Given task:
Your task is to reproduce exactly the lines from the line with "What's the underlying" through the end of the records below.

Given records:
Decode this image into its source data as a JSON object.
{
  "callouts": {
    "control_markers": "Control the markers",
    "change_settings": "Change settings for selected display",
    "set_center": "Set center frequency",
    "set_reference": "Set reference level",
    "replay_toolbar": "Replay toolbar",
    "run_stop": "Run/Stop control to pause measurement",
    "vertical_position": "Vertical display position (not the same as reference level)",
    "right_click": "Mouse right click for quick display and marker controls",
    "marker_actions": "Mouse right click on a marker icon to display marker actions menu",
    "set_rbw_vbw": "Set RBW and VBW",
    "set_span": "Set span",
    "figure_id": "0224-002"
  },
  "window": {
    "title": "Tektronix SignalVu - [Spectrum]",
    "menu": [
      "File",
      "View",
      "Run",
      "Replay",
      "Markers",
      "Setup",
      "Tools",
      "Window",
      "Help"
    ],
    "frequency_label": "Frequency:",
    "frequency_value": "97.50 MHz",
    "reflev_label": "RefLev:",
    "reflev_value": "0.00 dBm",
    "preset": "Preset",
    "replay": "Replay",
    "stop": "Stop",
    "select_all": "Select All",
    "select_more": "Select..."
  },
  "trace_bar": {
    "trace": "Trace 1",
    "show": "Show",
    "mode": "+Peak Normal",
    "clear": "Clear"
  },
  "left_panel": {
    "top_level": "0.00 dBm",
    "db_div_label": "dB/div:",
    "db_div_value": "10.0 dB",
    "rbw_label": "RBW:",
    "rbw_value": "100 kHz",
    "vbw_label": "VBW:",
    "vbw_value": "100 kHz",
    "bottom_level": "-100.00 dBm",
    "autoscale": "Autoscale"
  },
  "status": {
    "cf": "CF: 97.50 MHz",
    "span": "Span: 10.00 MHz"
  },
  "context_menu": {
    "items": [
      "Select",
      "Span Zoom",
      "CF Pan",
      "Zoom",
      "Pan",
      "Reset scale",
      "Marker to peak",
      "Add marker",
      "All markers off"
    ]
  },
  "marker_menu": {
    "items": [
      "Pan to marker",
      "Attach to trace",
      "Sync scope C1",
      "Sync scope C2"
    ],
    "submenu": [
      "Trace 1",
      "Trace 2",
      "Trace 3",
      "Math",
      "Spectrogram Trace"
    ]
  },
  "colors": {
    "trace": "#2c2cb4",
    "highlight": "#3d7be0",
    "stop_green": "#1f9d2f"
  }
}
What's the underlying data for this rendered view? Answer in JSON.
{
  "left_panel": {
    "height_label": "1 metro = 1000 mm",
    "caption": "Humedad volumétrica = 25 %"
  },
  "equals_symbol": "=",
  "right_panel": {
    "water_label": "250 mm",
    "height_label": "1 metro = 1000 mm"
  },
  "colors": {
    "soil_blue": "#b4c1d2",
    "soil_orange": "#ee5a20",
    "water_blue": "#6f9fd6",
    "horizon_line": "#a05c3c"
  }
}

Result of this task:
What's the underlying data for this rendered view? Answer in JSON.
{
  "left_panel": {
    "height_label": "1 metro = 1000 mm",
    "caption": "Humedad volumétrica = 25 %"
  },
  "equals_symbol": "=",
  "right_panel": {
    "water_label": "250 mm",
    "height_label": "1 metro = 1000 mm"
  },
  "colors": {
    "soil_blue": "#b4c1d2",
    "soil_orange": "#ee5a20",
    "water_blue": "#6f9fd6",
    "horizon_line": "#a05c3c"
  }
}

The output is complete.